(Data extracted from a collection)
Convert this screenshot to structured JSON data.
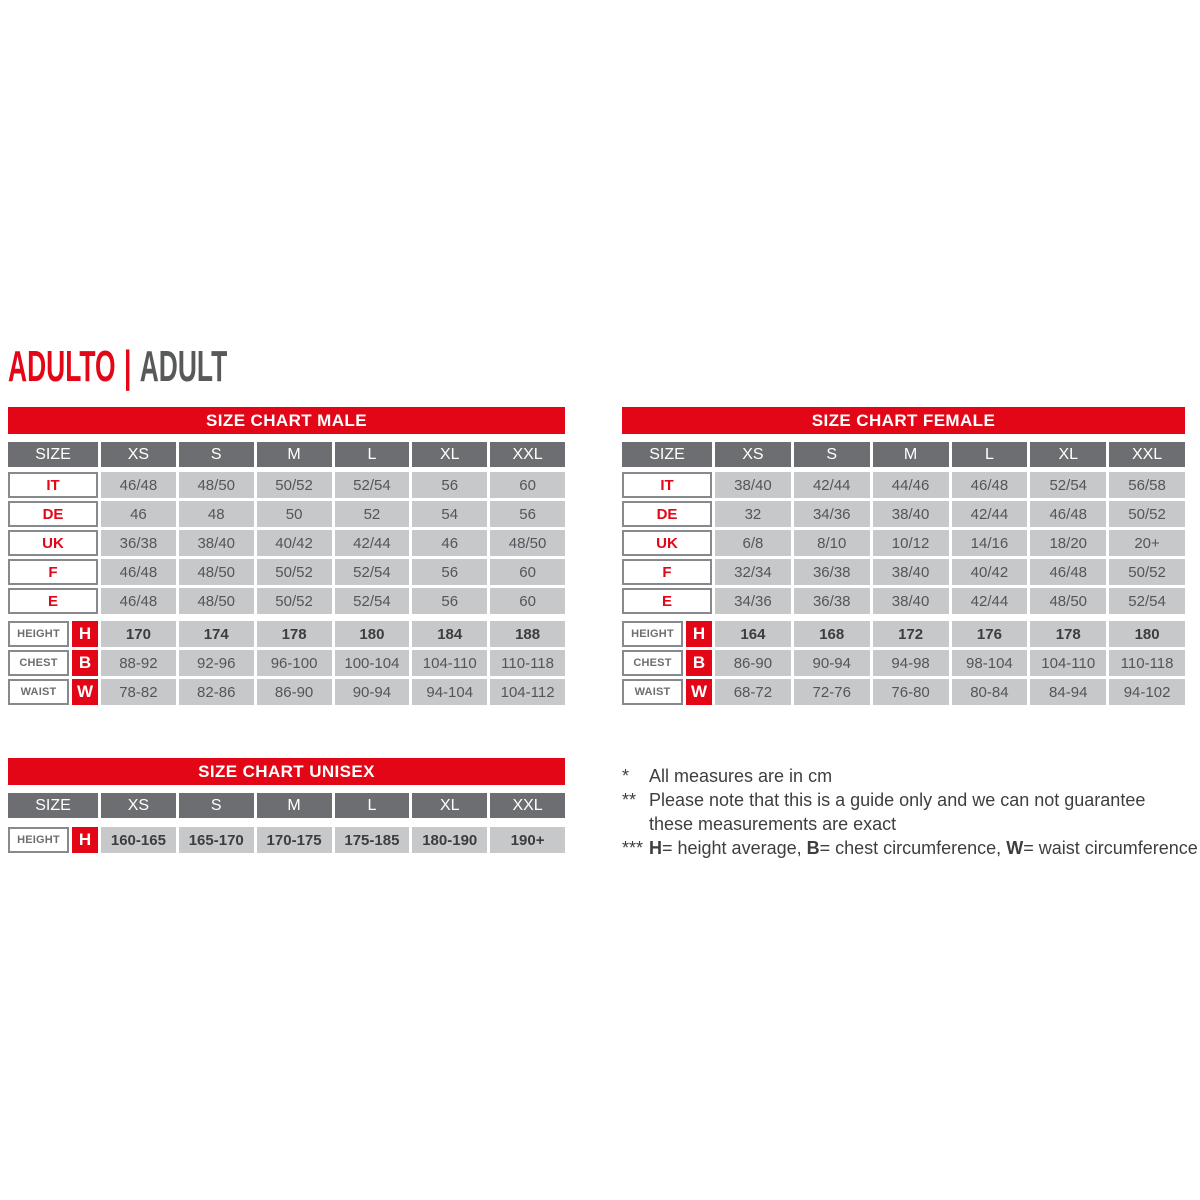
{
  "title": {
    "primary": "ADULTO",
    "separator": "|",
    "secondary": "ADULT"
  },
  "colors": {
    "brand_red": "#e30617",
    "header_gray": "#6d6e71",
    "cell_gray": "#c7c8ca",
    "text_gray": "#54555a"
  },
  "tables": [
    {
      "id": "male",
      "title": "SIZE CHART MALE",
      "corner_label": "SIZE",
      "columns": [
        "XS",
        "S",
        "M",
        "L",
        "XL",
        "XXL"
      ],
      "size_rows": [
        {
          "label": "IT",
          "values": [
            "46/48",
            "48/50",
            "50/52",
            "52/54",
            "56",
            "60"
          ]
        },
        {
          "label": "DE",
          "values": [
            "46",
            "48",
            "50",
            "52",
            "54",
            "56"
          ]
        },
        {
          "label": "UK",
          "values": [
            "36/38",
            "38/40",
            "40/42",
            "42/44",
            "46",
            "48/50"
          ]
        },
        {
          "label": "F",
          "values": [
            "46/48",
            "48/50",
            "50/52",
            "52/54",
            "56",
            "60"
          ]
        },
        {
          "label": "E",
          "values": [
            "46/48",
            "48/50",
            "50/52",
            "52/54",
            "56",
            "60"
          ]
        }
      ],
      "measure_rows": [
        {
          "label": "HEIGHT",
          "badge": "H",
          "bold": true,
          "values": [
            "170",
            "174",
            "178",
            "180",
            "184",
            "188"
          ]
        },
        {
          "label": "CHEST",
          "badge": "B",
          "bold": false,
          "values": [
            "88-92",
            "92-96",
            "96-100",
            "100-104",
            "104-110",
            "110-118"
          ]
        },
        {
          "label": "WAIST",
          "badge": "W",
          "bold": false,
          "values": [
            "78-82",
            "82-86",
            "86-90",
            "90-94",
            "94-104",
            "104-112"
          ]
        }
      ]
    },
    {
      "id": "female",
      "title": "SIZE CHART FEMALE",
      "corner_label": "SIZE",
      "columns": [
        "XS",
        "S",
        "M",
        "L",
        "XL",
        "XXL"
      ],
      "size_rows": [
        {
          "label": "IT",
          "values": [
            "38/40",
            "42/44",
            "44/46",
            "46/48",
            "52/54",
            "56/58"
          ]
        },
        {
          "label": "DE",
          "values": [
            "32",
            "34/36",
            "38/40",
            "42/44",
            "46/48",
            "50/52"
          ]
        },
        {
          "label": "UK",
          "values": [
            "6/8",
            "8/10",
            "10/12",
            "14/16",
            "18/20",
            "20+"
          ]
        },
        {
          "label": "F",
          "values": [
            "32/34",
            "36/38",
            "38/40",
            "40/42",
            "46/48",
            "50/52"
          ]
        },
        {
          "label": "E",
          "values": [
            "34/36",
            "36/38",
            "38/40",
            "42/44",
            "48/50",
            "52/54"
          ]
        }
      ],
      "measure_rows": [
        {
          "label": "HEIGHT",
          "badge": "H",
          "bold": true,
          "values": [
            "164",
            "168",
            "172",
            "176",
            "178",
            "180"
          ]
        },
        {
          "label": "CHEST",
          "badge": "B",
          "bold": false,
          "values": [
            "86-90",
            "90-94",
            "94-98",
            "98-104",
            "104-110",
            "110-118"
          ]
        },
        {
          "label": "WAIST",
          "badge": "W",
          "bold": false,
          "values": [
            "68-72",
            "72-76",
            "76-80",
            "80-84",
            "84-94",
            "94-102"
          ]
        }
      ]
    },
    {
      "id": "unisex",
      "title": "SIZE CHART UNISEX",
      "corner_label": "SIZE",
      "columns": [
        "XS",
        "S",
        "M",
        "L",
        "XL",
        "XXL"
      ],
      "size_rows": [],
      "measure_rows": [
        {
          "label": "HEIGHT",
          "badge": "H",
          "bold": true,
          "values": [
            "160-165",
            "165-170",
            "170-175",
            "175-185",
            "180-190",
            "190+"
          ]
        }
      ]
    }
  ],
  "footnotes": {
    "lines": [
      {
        "marker": "*",
        "parts": [
          {
            "text": "All measures are in cm",
            "bold": false
          }
        ]
      },
      {
        "marker": "**",
        "parts": [
          {
            "text": "Please note that this is a guide only and we can not guarantee these measurements are exact",
            "bold": false
          }
        ]
      },
      {
        "marker": "***",
        "parts": [
          {
            "text": "H",
            "bold": true
          },
          {
            "text": "= height average, ",
            "bold": false
          },
          {
            "text": "B",
            "bold": true
          },
          {
            "text": "= chest circumference, ",
            "bold": false
          },
          {
            "text": "W",
            "bold": true
          },
          {
            "text": "= waist circumference",
            "bold": false
          }
        ]
      }
    ]
  }
}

What to work on: Tally the lines of the records holding the word "this", then give only the resulting number.

Response to the task: 2